OK, admit it. You said that just to upset Timber-Rider.

Dear God, My Magic+ has already cost $1.5 BILLION?

Seriously?

Jeff's avatar

And that's a conservative estimate. The local consultants will tell you it's more. The stories of waste and inefficiency are many. If there were a case study in how not to build software, you'd find one there.


Jeff - Editor - CoasterBuzz.com - My Blog

Jeff,

I'm still trying to wrap my head around that. I know that Disney project costs often balloon as people charge time to whatever they can, but how do you get to $1.5B?

Is there some amazingly complex concept that is "under the hood" that most of us don't realize? I mean, the project (as I understand it) doesn't seem "revolutionary" in a technology sense, but instead is just the linking of (for the most part) already extant sub systems. Yes, I know that can be an expensive and clustered task (see Federal Healthcare Exchange Website). But isn't this really nothing more than using a device (Magic Band/Smart phone) to link Point of Sale/Fast Pass/Main Entry etc? Essentially the Starbucks phone app writ large across several systems?

I'm guessing that the majority of the cost isn't the NFC readers at the attractions, but all of the development costs, right?

Last edited by CreditWh0re,
Jeff's avatar

The hardware is a pretty finite part of the expense, I would think. Once they settled on a design for the RFID readers (at turnstiles and attractions, as well as the POS version), I don't imagine that there was much beyond that outside of some firmware updates I've heard about. If I had to guess, integration was the biggest expense. Integration is like the black art of software development, because there's a pretty good chance that the things you have to integrate were never intended to be used in that way. (Disclaimer: I'm not saying that's the case with any specific project I happened to work on at the competition... this is a general statement across all industries.)

What you need to do:
Answer these questions from the forum thread about My Magic+:
1. What amount does the thread say My Magic+ has already cost?
2. Which phone app does one poster compare the project to, "writ large across several systems"?
3. Which part of the work does Jeff guess was the biggest expense?
The items that come after this forum thread about My Magic+ have no connection to it.

Entries provided:
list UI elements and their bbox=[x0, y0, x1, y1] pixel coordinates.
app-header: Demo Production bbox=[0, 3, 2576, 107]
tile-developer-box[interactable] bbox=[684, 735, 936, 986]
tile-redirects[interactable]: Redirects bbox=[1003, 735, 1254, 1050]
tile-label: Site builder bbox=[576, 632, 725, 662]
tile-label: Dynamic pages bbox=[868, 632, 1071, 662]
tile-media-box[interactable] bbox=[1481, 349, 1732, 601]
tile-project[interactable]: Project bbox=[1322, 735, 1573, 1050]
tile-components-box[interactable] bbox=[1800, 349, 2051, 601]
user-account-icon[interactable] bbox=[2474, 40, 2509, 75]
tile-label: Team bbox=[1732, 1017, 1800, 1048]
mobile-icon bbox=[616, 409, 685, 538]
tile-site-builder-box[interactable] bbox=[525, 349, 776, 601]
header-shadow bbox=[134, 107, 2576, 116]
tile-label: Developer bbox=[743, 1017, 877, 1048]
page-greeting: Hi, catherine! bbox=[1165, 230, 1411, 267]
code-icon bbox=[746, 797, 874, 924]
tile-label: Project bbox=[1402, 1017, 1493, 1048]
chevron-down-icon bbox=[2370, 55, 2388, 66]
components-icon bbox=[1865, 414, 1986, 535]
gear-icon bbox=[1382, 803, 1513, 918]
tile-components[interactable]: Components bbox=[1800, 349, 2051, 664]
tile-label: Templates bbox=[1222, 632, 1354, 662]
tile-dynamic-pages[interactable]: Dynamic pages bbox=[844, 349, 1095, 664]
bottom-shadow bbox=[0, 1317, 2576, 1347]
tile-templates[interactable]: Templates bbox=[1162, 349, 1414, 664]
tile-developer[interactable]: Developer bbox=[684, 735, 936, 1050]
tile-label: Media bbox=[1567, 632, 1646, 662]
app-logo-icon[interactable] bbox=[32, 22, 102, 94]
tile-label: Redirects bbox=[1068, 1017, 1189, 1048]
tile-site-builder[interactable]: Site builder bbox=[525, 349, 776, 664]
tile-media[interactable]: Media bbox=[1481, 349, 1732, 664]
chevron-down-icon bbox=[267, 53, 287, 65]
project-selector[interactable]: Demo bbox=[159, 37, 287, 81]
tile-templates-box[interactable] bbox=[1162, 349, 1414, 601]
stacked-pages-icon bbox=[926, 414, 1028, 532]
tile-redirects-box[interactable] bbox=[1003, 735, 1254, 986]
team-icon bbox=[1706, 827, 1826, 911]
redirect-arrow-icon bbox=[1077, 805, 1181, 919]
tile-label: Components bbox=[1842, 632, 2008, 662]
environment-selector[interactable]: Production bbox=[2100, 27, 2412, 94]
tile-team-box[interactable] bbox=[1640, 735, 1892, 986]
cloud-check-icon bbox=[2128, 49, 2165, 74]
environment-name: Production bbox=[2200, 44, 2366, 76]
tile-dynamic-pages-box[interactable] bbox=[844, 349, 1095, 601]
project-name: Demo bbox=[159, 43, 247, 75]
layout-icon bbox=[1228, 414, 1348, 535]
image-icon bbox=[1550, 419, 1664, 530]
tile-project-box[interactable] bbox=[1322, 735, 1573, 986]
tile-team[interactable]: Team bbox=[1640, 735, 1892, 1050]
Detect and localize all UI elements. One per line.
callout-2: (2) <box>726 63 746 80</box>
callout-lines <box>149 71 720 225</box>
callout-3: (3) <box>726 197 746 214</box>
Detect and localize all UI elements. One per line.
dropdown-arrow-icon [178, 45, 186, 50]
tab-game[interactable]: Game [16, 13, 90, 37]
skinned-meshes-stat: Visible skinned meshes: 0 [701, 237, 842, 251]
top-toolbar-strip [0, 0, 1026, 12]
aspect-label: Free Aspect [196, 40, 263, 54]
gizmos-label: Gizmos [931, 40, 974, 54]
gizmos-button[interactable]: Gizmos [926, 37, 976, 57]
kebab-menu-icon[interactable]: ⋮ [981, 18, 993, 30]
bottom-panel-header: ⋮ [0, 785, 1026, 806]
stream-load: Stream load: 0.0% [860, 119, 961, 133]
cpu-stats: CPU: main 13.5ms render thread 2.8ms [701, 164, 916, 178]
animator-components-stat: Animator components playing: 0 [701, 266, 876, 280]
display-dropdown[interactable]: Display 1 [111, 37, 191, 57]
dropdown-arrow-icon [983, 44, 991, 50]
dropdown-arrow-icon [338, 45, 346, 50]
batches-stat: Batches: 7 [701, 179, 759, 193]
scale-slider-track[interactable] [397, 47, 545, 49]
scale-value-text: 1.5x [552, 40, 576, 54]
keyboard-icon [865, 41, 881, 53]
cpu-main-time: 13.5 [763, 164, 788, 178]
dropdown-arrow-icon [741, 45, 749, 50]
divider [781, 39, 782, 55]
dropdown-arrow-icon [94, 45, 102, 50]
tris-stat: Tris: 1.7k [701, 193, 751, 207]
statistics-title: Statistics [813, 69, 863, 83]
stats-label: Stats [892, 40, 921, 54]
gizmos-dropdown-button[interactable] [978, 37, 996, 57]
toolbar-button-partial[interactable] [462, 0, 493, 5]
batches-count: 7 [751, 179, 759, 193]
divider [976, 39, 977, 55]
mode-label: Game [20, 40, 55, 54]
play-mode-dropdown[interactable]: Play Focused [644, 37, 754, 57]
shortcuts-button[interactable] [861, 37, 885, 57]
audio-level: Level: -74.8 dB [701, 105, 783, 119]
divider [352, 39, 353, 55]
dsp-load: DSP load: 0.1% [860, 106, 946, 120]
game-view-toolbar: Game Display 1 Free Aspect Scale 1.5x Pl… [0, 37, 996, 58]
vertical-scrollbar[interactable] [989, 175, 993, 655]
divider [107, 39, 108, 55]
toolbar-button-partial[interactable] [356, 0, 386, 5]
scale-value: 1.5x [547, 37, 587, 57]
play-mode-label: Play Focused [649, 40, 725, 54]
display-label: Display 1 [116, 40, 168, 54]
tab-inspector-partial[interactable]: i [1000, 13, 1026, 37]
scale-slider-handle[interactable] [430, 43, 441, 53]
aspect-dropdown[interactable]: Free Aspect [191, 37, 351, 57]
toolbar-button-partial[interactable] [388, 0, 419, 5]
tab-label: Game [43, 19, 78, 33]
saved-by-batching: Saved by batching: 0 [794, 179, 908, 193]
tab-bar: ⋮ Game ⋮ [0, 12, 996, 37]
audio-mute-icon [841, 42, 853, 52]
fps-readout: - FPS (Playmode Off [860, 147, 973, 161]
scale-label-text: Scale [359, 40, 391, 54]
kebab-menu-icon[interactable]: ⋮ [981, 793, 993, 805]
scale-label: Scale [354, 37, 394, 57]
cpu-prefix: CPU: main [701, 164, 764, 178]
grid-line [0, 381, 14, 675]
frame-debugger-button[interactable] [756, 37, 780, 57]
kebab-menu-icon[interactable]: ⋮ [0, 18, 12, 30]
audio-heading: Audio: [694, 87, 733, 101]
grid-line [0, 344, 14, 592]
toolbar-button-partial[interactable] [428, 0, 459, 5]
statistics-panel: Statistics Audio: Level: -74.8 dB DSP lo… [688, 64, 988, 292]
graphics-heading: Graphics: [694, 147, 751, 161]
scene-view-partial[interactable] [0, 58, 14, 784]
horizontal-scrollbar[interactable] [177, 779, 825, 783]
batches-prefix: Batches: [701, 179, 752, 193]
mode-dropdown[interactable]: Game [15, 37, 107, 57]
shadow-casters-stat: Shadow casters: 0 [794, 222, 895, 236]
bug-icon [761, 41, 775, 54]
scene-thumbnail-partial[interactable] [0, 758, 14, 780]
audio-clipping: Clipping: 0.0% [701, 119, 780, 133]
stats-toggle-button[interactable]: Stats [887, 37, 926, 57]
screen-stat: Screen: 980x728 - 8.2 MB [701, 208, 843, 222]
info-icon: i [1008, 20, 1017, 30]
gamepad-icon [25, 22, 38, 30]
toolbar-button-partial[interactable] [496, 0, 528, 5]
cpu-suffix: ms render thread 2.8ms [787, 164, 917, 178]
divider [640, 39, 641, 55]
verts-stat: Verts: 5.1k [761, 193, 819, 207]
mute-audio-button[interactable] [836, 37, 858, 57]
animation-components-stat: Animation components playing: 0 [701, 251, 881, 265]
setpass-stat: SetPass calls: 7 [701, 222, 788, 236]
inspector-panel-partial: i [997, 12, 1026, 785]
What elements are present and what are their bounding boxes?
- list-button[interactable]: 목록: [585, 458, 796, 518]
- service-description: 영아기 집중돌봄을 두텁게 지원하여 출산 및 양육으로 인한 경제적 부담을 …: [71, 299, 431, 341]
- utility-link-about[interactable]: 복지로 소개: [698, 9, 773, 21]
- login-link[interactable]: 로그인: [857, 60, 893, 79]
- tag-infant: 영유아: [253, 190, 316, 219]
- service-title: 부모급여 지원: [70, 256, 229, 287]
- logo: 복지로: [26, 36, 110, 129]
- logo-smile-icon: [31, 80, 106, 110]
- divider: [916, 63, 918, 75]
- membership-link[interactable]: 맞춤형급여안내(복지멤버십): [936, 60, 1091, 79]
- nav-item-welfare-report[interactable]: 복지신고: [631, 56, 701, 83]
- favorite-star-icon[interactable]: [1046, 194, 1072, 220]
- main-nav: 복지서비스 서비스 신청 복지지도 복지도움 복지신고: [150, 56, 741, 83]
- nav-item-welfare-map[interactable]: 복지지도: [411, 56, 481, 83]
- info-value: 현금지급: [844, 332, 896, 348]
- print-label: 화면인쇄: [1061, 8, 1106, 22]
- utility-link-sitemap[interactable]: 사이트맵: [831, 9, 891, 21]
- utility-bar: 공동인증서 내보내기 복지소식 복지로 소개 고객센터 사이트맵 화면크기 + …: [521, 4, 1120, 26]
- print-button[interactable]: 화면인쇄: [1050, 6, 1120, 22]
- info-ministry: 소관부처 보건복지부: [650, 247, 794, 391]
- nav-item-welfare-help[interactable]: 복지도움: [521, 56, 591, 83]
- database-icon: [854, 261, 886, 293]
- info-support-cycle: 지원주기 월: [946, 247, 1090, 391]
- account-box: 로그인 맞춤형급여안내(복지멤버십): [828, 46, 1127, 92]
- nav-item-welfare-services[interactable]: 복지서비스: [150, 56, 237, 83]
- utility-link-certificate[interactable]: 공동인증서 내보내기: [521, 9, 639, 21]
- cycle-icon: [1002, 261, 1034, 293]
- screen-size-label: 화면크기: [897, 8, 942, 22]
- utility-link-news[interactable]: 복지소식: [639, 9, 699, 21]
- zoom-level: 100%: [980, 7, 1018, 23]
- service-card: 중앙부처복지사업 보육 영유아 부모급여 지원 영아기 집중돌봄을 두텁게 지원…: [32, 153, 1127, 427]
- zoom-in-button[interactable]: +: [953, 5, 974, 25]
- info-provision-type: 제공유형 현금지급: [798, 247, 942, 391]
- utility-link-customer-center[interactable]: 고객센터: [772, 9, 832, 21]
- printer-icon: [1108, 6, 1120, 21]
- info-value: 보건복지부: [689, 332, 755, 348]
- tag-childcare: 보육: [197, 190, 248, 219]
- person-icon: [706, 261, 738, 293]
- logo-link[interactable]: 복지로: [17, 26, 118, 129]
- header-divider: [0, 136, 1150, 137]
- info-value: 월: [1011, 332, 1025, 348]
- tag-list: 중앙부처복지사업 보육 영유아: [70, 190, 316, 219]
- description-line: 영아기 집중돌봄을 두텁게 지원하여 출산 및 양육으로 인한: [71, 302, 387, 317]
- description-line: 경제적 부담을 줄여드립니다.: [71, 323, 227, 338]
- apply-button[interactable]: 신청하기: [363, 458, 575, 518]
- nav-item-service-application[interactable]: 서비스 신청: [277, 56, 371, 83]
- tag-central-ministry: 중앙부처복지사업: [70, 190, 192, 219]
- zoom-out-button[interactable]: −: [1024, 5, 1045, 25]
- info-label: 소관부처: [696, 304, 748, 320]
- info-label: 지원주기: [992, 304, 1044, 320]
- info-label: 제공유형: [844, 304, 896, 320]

Written answer:
1. $1.5 billion, which Jeff calls a conservative estimate.
2. The Starbucks phone app.
3. Integration.